+++ RECORD SET +++

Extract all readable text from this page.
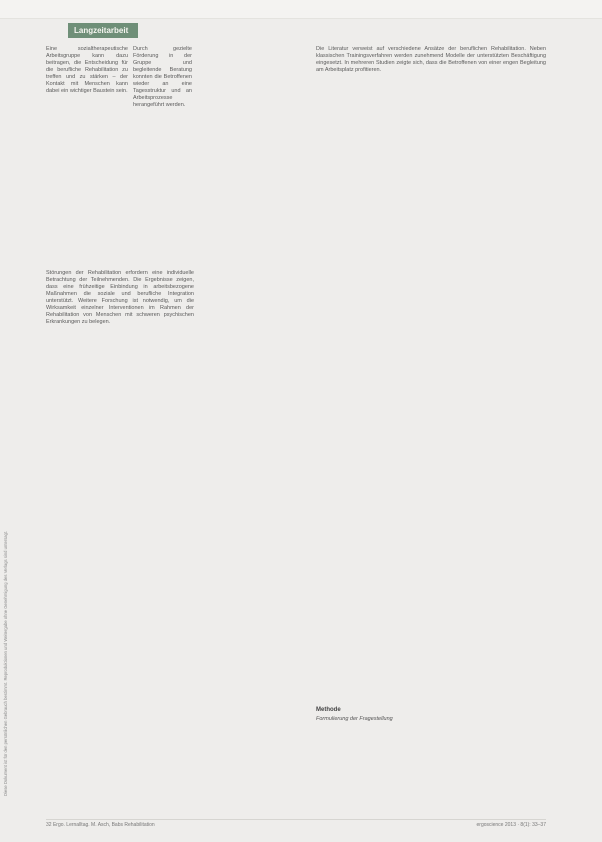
Langzeitarbeit
Diese Dokument ist für den persönlichen Gebrauch bestimmt. Reproduktionen und Weitergabe ohne Genehmigung des Verlags sind untersagt.
Eine sozialtherapeutische Arbeitsgruppe kann dazu beitragen, die Entscheidung für die berufliche Rehabilitation zu treffen und zu stärken – der Kontakt mit Menschen kann dabei ein wichtiger Baustein sein.
Durch gezielte Förderung in der Gruppe und begleitende Beratung konnten die Betroffenen wieder an eine Tagesstruktur und an Arbeitsprozesse herangeführt werden.
Störungen der Rehabilitation erfordern eine individuelle Betrachtung der Teilnehmenden. Die Ergebnisse zeigen, dass eine frühzeitige Einbindung in arbeitsbezogene Maßnahmen die soziale und berufliche Integration unterstützt. Weitere Forschung ist notwendig, um die Wirksamkeit einzelner Interventionen im Rahmen der Rehabilitation von Menschen mit schweren psychischen Erkrankungen zu belegen.
Die Literatur verweist auf verschiedene Ansätze der beruflichen Rehabilitation. Neben klassischen Trainingsverfahren werden zunehmend Modelle der unterstützten Beschäftigung eingesetzt. In mehreren Studien zeigte sich, dass die Betroffenen von einer engen Begleitung am Arbeitsplatz profitieren.
Methode
Formulierung der Fragestellung
32 Ergo. Lernalltag. M. Asch, Babs Rehabilitation	ergoscience 2013 · 8(1): 33–37
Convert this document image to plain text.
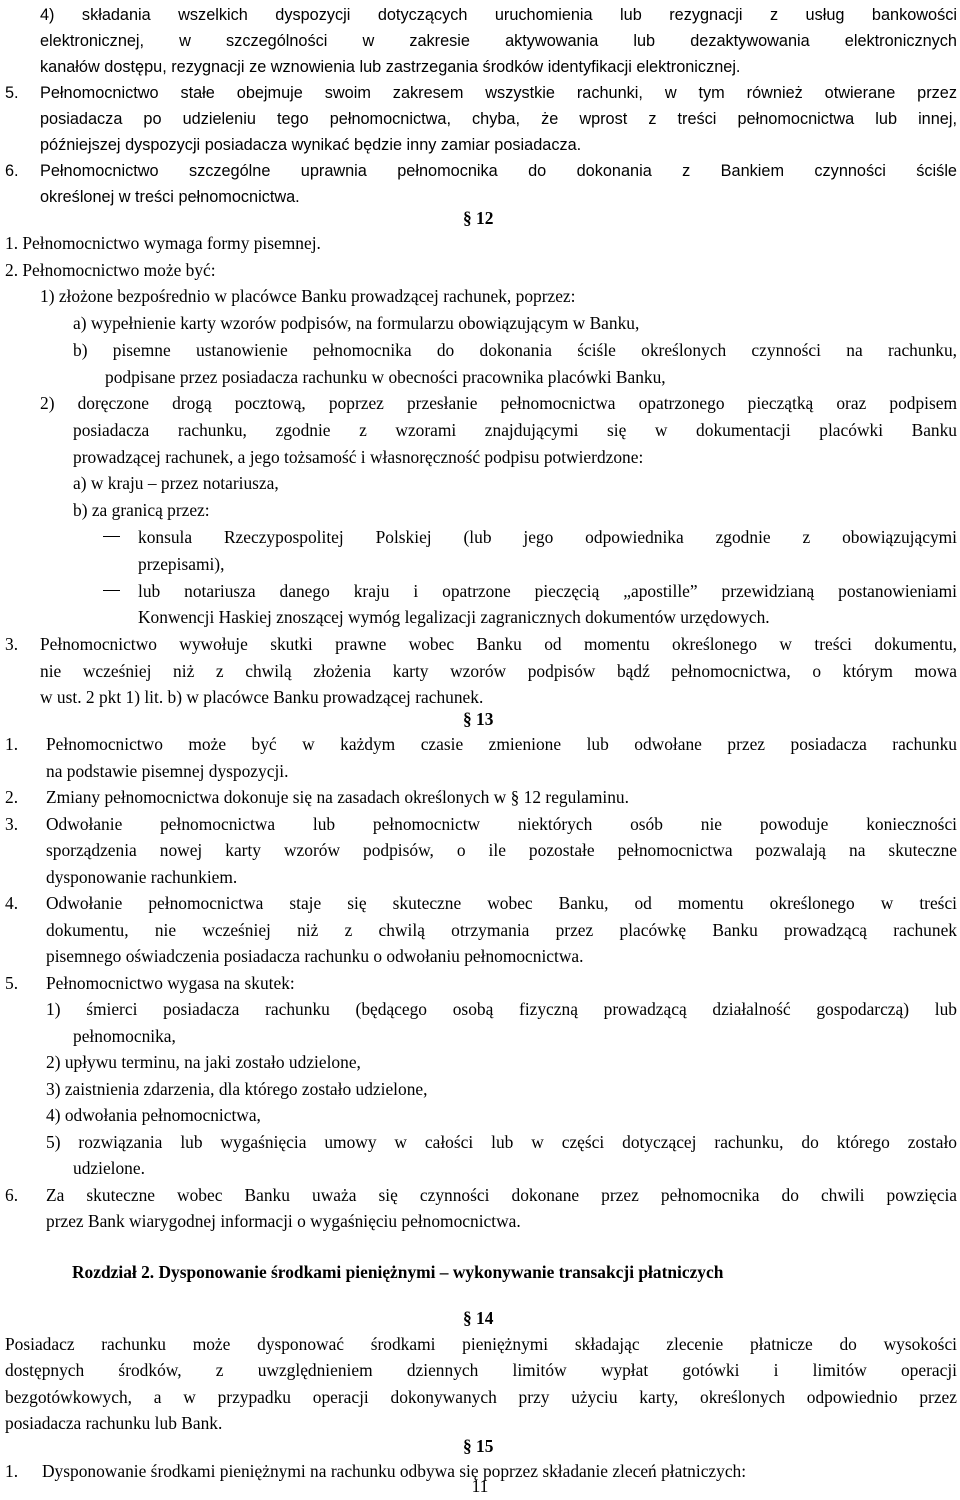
4) składania wszelkich dyspozycji dotyczących uruchomienia lub rezygnacji z usług bankowości
elektronicznej, w szczególności w zakresie aktywowania lub dezaktywowania elektronicznych
kanałów dostępu, rezygnacji ze wznowienia lub zastrzegania środków identyfikacji elektronicznej.
5. Pełnomocnictwo stałe obejmuje swoim zakresem wszystkie rachunki, w tym również otwierane przez
posiadacza po udzieleniu tego pełnomocnictwa, chyba, że wprost z treści pełnomocnictwa lub innej,
późniejszej dyspozycji posiadacza wynikać będzie inny zamiar posiadacza.
6. Pełnomocnictwo szczególne uprawnia pełnomocnika do dokonania z Bankiem czynności ściśle
określonej w treści pełnomocnictwa.
§ 12
1. Pełnomocnictwo wymaga formy pisemnej.
2. Pełnomocnictwo może być:
1) złożone bezpośrednio w placówce Banku prowadzącej rachunek, poprzez:
a) wypełnienie karty wzorów podpisów, na formularzu obowiązującym w Banku,
b) pisemne ustanowienie pełnomocnika do dokonania ściśle określonych czynności na rachunku,
podpisane przez posiadacza rachunku w obecności pracownika placówki Banku,
2) doręczone drogą pocztową, poprzez przesłanie pełnomocnictwa opatrzonego pieczątką oraz podpisem
posiadacza rachunku, zgodnie z wzorami znajdującymi się w dokumentacji placówki Banku
prowadzącej rachunek, a jego tożsamość i własnoręczność podpisu potwierdzone:
a) w kraju – przez notariusza,
b) za granicą przez:
konsula Rzeczypospolitej Polskiej (lub jego odpowiednika zgodnie z obowiązującymi
przepisami),
lub notariusza danego kraju i opatrzone pieczęcią „apostille” przewidzianą postanowieniami
Konwencji Haskiej znoszącej wymóg legalizacji zagranicznych dokumentów urzędowych.
3. Pełnomocnictwo wywołuje skutki prawne wobec Banku od momentu określonego w treści dokumentu,
nie wcześniej niż z chwilą złożenia karty wzorów podpisów bądź pełnomocnictwa, o którym mowa
w ust. 2 pkt 1) lit. b) w placówce Banku prowadzącej rachunek.
§ 13
1. Pełnomocnictwo może być w każdym czasie zmienione lub odwołane przez posiadacza rachunku
na podstawie pisemnej dyspozycji.
2. Zmiany pełnomocnictwa dokonuje się na zasadach określonych w § 12 regulaminu.
3. Odwołanie pełnomocnictwa lub pełnomocnictw niektórych osób nie powoduje konieczności
sporządzenia nowej karty wzorów podpisów, o ile pozostałe pełnomocnictwa pozwalają na skuteczne
dysponowanie rachunkiem.
4. Odwołanie pełnomocnictwa staje się skuteczne wobec Banku, od momentu określonego w treści
dokumentu, nie wcześniej niż z chwilą otrzymania przez placówkę Banku prowadzącą rachunek
pisemnego oświadczenia posiadacza rachunku o odwołaniu pełnomocnictwa.
5. Pełnomocnictwo wygasa na skutek:
1) śmierci posiadacza rachunku (będącego osobą fizyczną prowadzącą działalność gospodarczą) lub
pełnomocnika,
2) upływu terminu, na jaki zostało udzielone,
3) zaistnienia zdarzenia, dla którego zostało udzielone,
4) odwołania pełnomocnictwa,
5) rozwiązania lub wygaśnięcia umowy w całości lub w części dotyczącej rachunku, do którego zostało
udzielone.
6. Za skuteczne wobec Banku uważa się czynności dokonane przez pełnomocnika do chwili powzięcia
przez Bank wiarygodnej informacji o wygaśnięciu pełnomocnictwa.
Rozdział 2. Dysponowanie środkami pieniężnymi – wykonywanie transakcji płatniczych
§ 14
Posiadacz rachunku może dysponować środkami pieniężnymi składając zlecenie płatnicze do wysokości
dostępnych środków, z uwzględnieniem dziennych limitów wypłat gotówki i limitów operacji
bezgotówkowych, a w przypadku operacji dokonywanych przy użyciu karty, określonych odpowiednio przez
posiadacza rachunku lub Bank.
§ 15
1. Dysponowanie środkami pieniężnymi na rachunku odbywa się poprzez składanie zleceń płatniczych:
11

+++

* WRITTEN INSTRUCTION: Above are records to transcribe exactly; leave their pictures out.

* TASK RESPONSE:
Extract all readable text from this page.
Langzeitarbeit
Diese Dokument ist für den persönlichen Gebrauch bestimmt. Reproduktionen und Weitergabe ohne Genehmigung des Verlags sind untersagt.
Eine sozialtherapeutische Arbeitsgruppe kann dazu beitragen, die Entscheidung für die berufliche Rehabilitation zu treffen und zu stärken – der Kontakt mit Menschen kann dabei ein wichtiger Baustein sein.
Durch gezielte Förderung in der Gruppe und begleitende Beratung konnten die Betroffenen wieder an eine Tagesstruktur und an Arbeitsprozesse herangeführt werden.
Störungen der Rehabilitation erfordern eine individuelle Betrachtung der Teilnehmenden. Die Ergebnisse zeigen, dass eine frühzeitige Einbindung in arbeitsbezogene Maßnahmen die soziale und berufliche Integration unterstützt. Weitere Forschung ist notwendig, um die Wirksamkeit einzelner Interventionen im Rahmen der Rehabilitation von Menschen mit schweren psychischen Erkrankungen zu belegen.
Die Literatur verweist auf verschiedene Ansätze der beruflichen Rehabilitation. Neben klassischen Trainingsverfahren werden zunehmend Modelle der unterstützten Beschäftigung eingesetzt. In mehreren Studien zeigte sich, dass die Betroffenen von einer engen Begleitung am Arbeitsplatz profitieren.
Methode
Formulierung der Fragestellung
32 Ergo. Lernalltag. M. Asch, Babs Rehabilitation	ergoscience 2013 · 8(1): 33–37
Convert this document image to plain text.
4) składania wszelkich dyspozycji dotyczących uruchomienia lub rezygnacji z usług bankowości
elektronicznej, w szczególności w zakresie aktywowania lub dezaktywowania elektronicznych
kanałów dostępu, rezygnacji ze wznowienia lub zastrzegania środków identyfikacji elektronicznej.
5. Pełnomocnictwo stałe obejmuje swoim zakresem wszystkie rachunki, w tym również otwierane przez
posiadacza po udzieleniu tego pełnomocnictwa, chyba, że wprost z treści pełnomocnictwa lub innej,
późniejszej dyspozycji posiadacza wynikać będzie inny zamiar posiadacza.
6. Pełnomocnictwo szczególne uprawnia pełnomocnika do dokonania z Bankiem czynności ściśle
określonej w treści pełnomocnictwa.
§ 12
1. Pełnomocnictwo wymaga formy pisemnej.
2. Pełnomocnictwo może być:
1) złożone bezpośrednio w placówce Banku prowadzącej rachunek, poprzez:
a) wypełnienie karty wzorów podpisów, na formularzu obowiązującym w Banku,
b) pisemne ustanowienie pełnomocnika do dokonania ściśle określonych czynności na rachunku,
podpisane przez posiadacza rachunku w obecności pracownika placówki Banku,
2) doręczone drogą pocztową, poprzez przesłanie pełnomocnictwa opatrzonego pieczątką oraz podpisem
posiadacza rachunku, zgodnie z wzorami znajdującymi się w dokumentacji placówki Banku
prowadzącej rachunek, a jego tożsamość i własnoręczność podpisu potwierdzone:
a) w kraju – przez notariusza,
b) za granicą przez:
konsula Rzeczypospolitej Polskiej (lub jego odpowiednika zgodnie z obowiązującymi
przepisami),
lub notariusza danego kraju i opatrzone pieczęcią „apostille” przewidzianą postanowieniami
Konwencji Haskiej znoszącej wymóg legalizacji zagranicznych dokumentów urzędowych.
3. Pełnomocnictwo wywołuje skutki prawne wobec Banku od momentu określonego w treści dokumentu,
nie wcześniej niż z chwilą złożenia karty wzorów podpisów bądź pełnomocnictwa, o którym mowa
w ust. 2 pkt 1) lit. b) w placówce Banku prowadzącej rachunek.
§ 13
1. Pełnomocnictwo może być w każdym czasie zmienione lub odwołane przez posiadacza rachunku
na podstawie pisemnej dyspozycji.
2. Zmiany pełnomocnictwa dokonuje się na zasadach określonych w § 12 regulaminu.
3. Odwołanie pełnomocnictwa lub pełnomocnictw niektórych osób nie powoduje konieczności
sporządzenia nowej karty wzorów podpisów, o ile pozostałe pełnomocnictwa pozwalają na skuteczne
dysponowanie rachunkiem.
4. Odwołanie pełnomocnictwa staje się skuteczne wobec Banku, od momentu określonego w treści
dokumentu, nie wcześniej niż z chwilą otrzymania przez placówkę Banku prowadzącą rachunek
pisemnego oświadczenia posiadacza rachunku o odwołaniu pełnomocnictwa.
5. Pełnomocnictwo wygasa na skutek:
1) śmierci posiadacza rachunku (będącego osobą fizyczną prowadzącą działalność gospodarczą) lub
pełnomocnika,
2) upływu terminu, na jaki zostało udzielone,
3) zaistnienia zdarzenia, dla którego zostało udzielone,
4) odwołania pełnomocnictwa,
5) rozwiązania lub wygaśnięcia umowy w całości lub w części dotyczącej rachunku, do którego zostało
udzielone.
6. Za skuteczne wobec Banku uważa się czynności dokonane przez pełnomocnika do chwili powzięcia
przez Bank wiarygodnej informacji o wygaśnięciu pełnomocnictwa.
Rozdział 2. Dysponowanie środkami pieniężnymi – wykonywanie transakcji płatniczych
§ 14
Posiadacz rachunku może dysponować środkami pieniężnymi składając zlecenie płatnicze do wysokości
dostępnych środków, z uwzględnieniem dziennych limitów wypłat gotówki i limitów operacji
bezgotówkowych, a w przypadku operacji dokonywanych przy użyciu karty, określonych odpowiednio przez
posiadacza rachunku lub Bank.
§ 15
1. Dysponowanie środkami pieniężnymi na rachunku odbywa się poprzez składanie zleceń płatniczych:
11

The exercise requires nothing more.